Stored data

#####

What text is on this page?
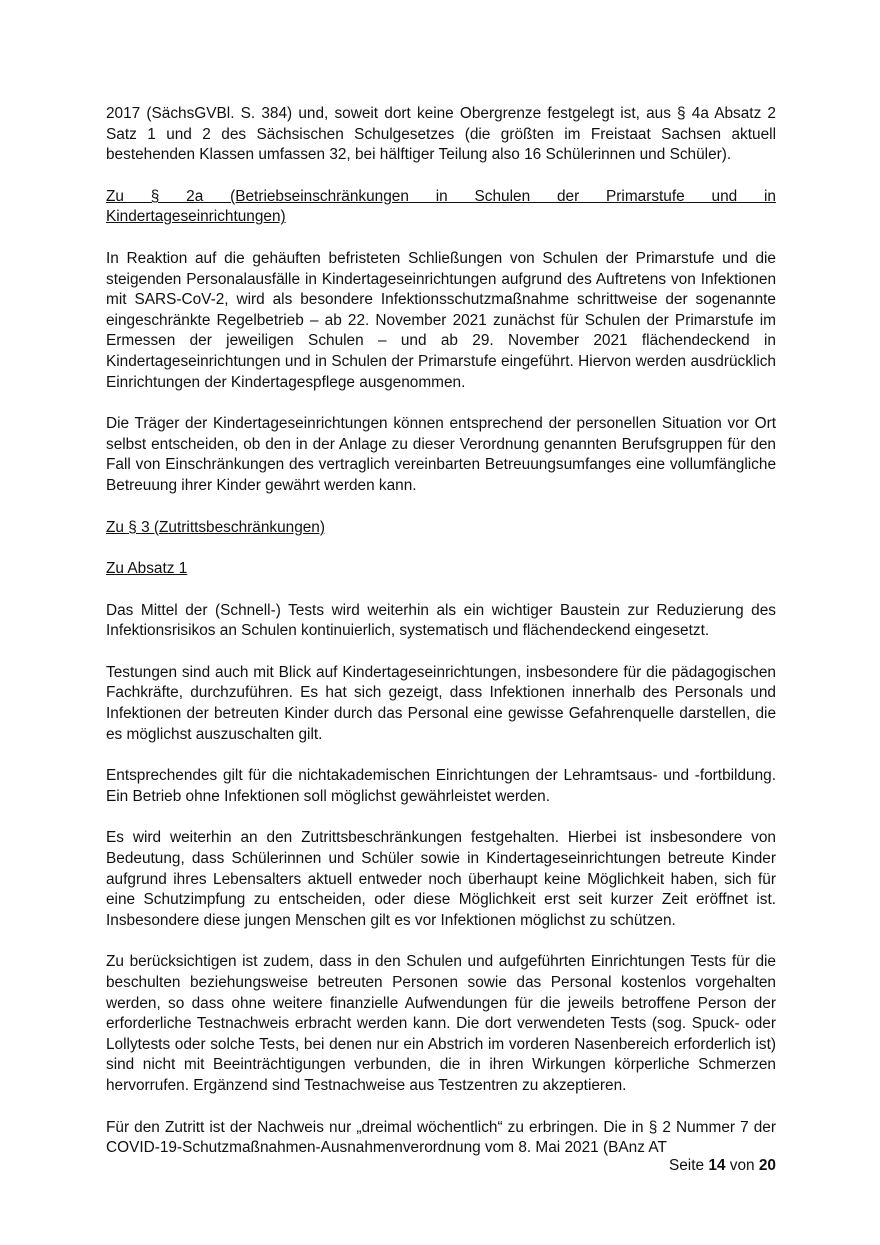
2017 (SächsGVBl. S. 384) und, soweit dort keine Obergrenze festgelegt ist, aus § 4a Absatz 2 Satz 1 und 2 des Sächsischen Schulgesetzes (die größten im Freistaat Sachsen aktuell bestehenden Klassen umfassen 32, bei hälftiger Teilung also 16 Schülerinnen und Schüler).

Zu § 2a (Betriebseinschränkungen in Schulen der Primarstufe und in
Kindertageseinrichtungen)

In Reaktion auf die gehäuften befristeten Schließungen von Schulen der Primarstufe und die steigenden Personalausfälle in Kindertageseinrichtungen aufgrund des Auftretens von Infektionen mit SARS-CoV-2, wird als besondere Infektionsschutzmaßnahme schrittweise der sogenannte eingeschränkte Regelbetrieb – ab 22. November 2021 zunächst für Schulen der Primarstufe im Ermessen der jeweiligen Schulen – und ab 29. November 2021 flächendeckend in Kindertageseinrichtungen und in Schulen der Primarstufe eingeführt. Hiervon werden ausdrücklich Einrichtungen der Kindertagespflege ausgenommen.

Die Träger der Kindertageseinrichtungen können entsprechend der personellen Situation vor Ort selbst entscheiden, ob den in der Anlage zu dieser Verordnung genannten Berufsgruppen für den Fall von Einschränkungen des vertraglich vereinbarten Betreuungsumfanges eine vollumfängliche Betreuung ihrer Kinder gewährt werden kann.

Zu § 3 (Zutrittsbeschränkungen)

Zu Absatz 1

Das Mittel der (Schnell-) Tests wird weiterhin als ein wichtiger Baustein zur Reduzierung des Infektionsrisikos an Schulen kontinuierlich, systematisch und flächendeckend eingesetzt.

Testungen sind auch mit Blick auf Kindertageseinrichtungen, insbesondere für die pädagogischen Fachkräfte, durchzuführen. Es hat sich gezeigt, dass Infektionen innerhalb des Personals und Infektionen der betreuten Kinder durch das Personal eine gewisse Gefahrenquelle darstellen, die es möglichst auszuschalten gilt.

Entsprechendes gilt für die nichtakademischen Einrichtungen der Lehramtsaus- und -fortbildung. Ein Betrieb ohne Infektionen soll möglichst gewährleistet werden.

Es wird weiterhin an den Zutrittsbeschränkungen festgehalten. Hierbei ist insbesondere von Bedeutung, dass Schülerinnen und Schüler sowie in Kindertageseinrichtungen betreute Kinder aufgrund ihres Lebensalters aktuell entweder noch überhaupt keine Möglichkeit haben, sich für eine Schutzimpfung zu entscheiden, oder diese Möglichkeit erst seit kurzer Zeit eröffnet ist. Insbesondere diese jungen Menschen gilt es vor Infektionen möglichst zu schützen.

Zu berücksichtigen ist zudem, dass in den Schulen und aufgeführten Einrichtungen Tests für die beschulten beziehungsweise betreuten Personen sowie das Personal kostenlos vorgehalten werden, so dass ohne weitere finanzielle Aufwendungen für die jeweils betroffene Person der erforderliche Testnachweis erbracht werden kann. Die dort verwendeten Tests (sog. Spuck- oder Lollytests oder solche Tests, bei denen nur ein Abstrich im vorderen Nasenbereich erforderlich ist) sind nicht mit Beeinträchtigungen verbunden, die in ihren Wirkungen körperliche Schmerzen hervorrufen. Ergänzend sind Testnachweise aus Testzentren zu akzeptieren.

Für den Zutritt ist der Nachweis nur „dreimal wöchentlich“ zu erbringen. Die in § 2 Nummer 7 der COVID-19-Schutzmaßnahmen-Ausnahmenverordnung vom 8. Mai 2021 (BAnz AT

Seite 14 von 20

#####

Lines above with "sowie" in them are the ones to copy.

SOLUTION TO THIS TASK -
Es wird weiterhin an den Zutrittsbeschränkungen festgehalten. Hierbei ist insbesondere von Bedeutung, dass Schülerinnen und Schüler sowie in Kindertageseinrichtungen betreute Kinder aufgrund ihres Lebensalters aktuell entweder noch überhaupt keine Möglichkeit haben, sich für eine Schutzimpfung zu entscheiden, oder diese Möglichkeit erst seit kurzer Zeit eröffnet ist. Insbesondere diese jungen Menschen gilt es vor Infektionen möglichst zu schützen.
Zu berücksichtigen ist zudem, dass in den Schulen und aufgeführten Einrichtungen Tests für die beschulten beziehungsweise betreuten Personen sowie das Personal kostenlos vorgehalten werden, so dass ohne weitere finanzielle Aufwendungen für die jeweils betroffene Person der erforderliche Testnachweis erbracht werden kann. Die dort verwendeten Tests (sog. Spuck- oder Lollytests oder solche Tests, bei denen nur ein Abstrich im vorderen Nasenbereich erforderlich ist) sind nicht mit Beeinträchtigungen verbunden, die in ihren Wirkungen körperliche Schmerzen hervorrufen. Ergänzend sind Testnachweise aus Testzentren zu akzeptieren.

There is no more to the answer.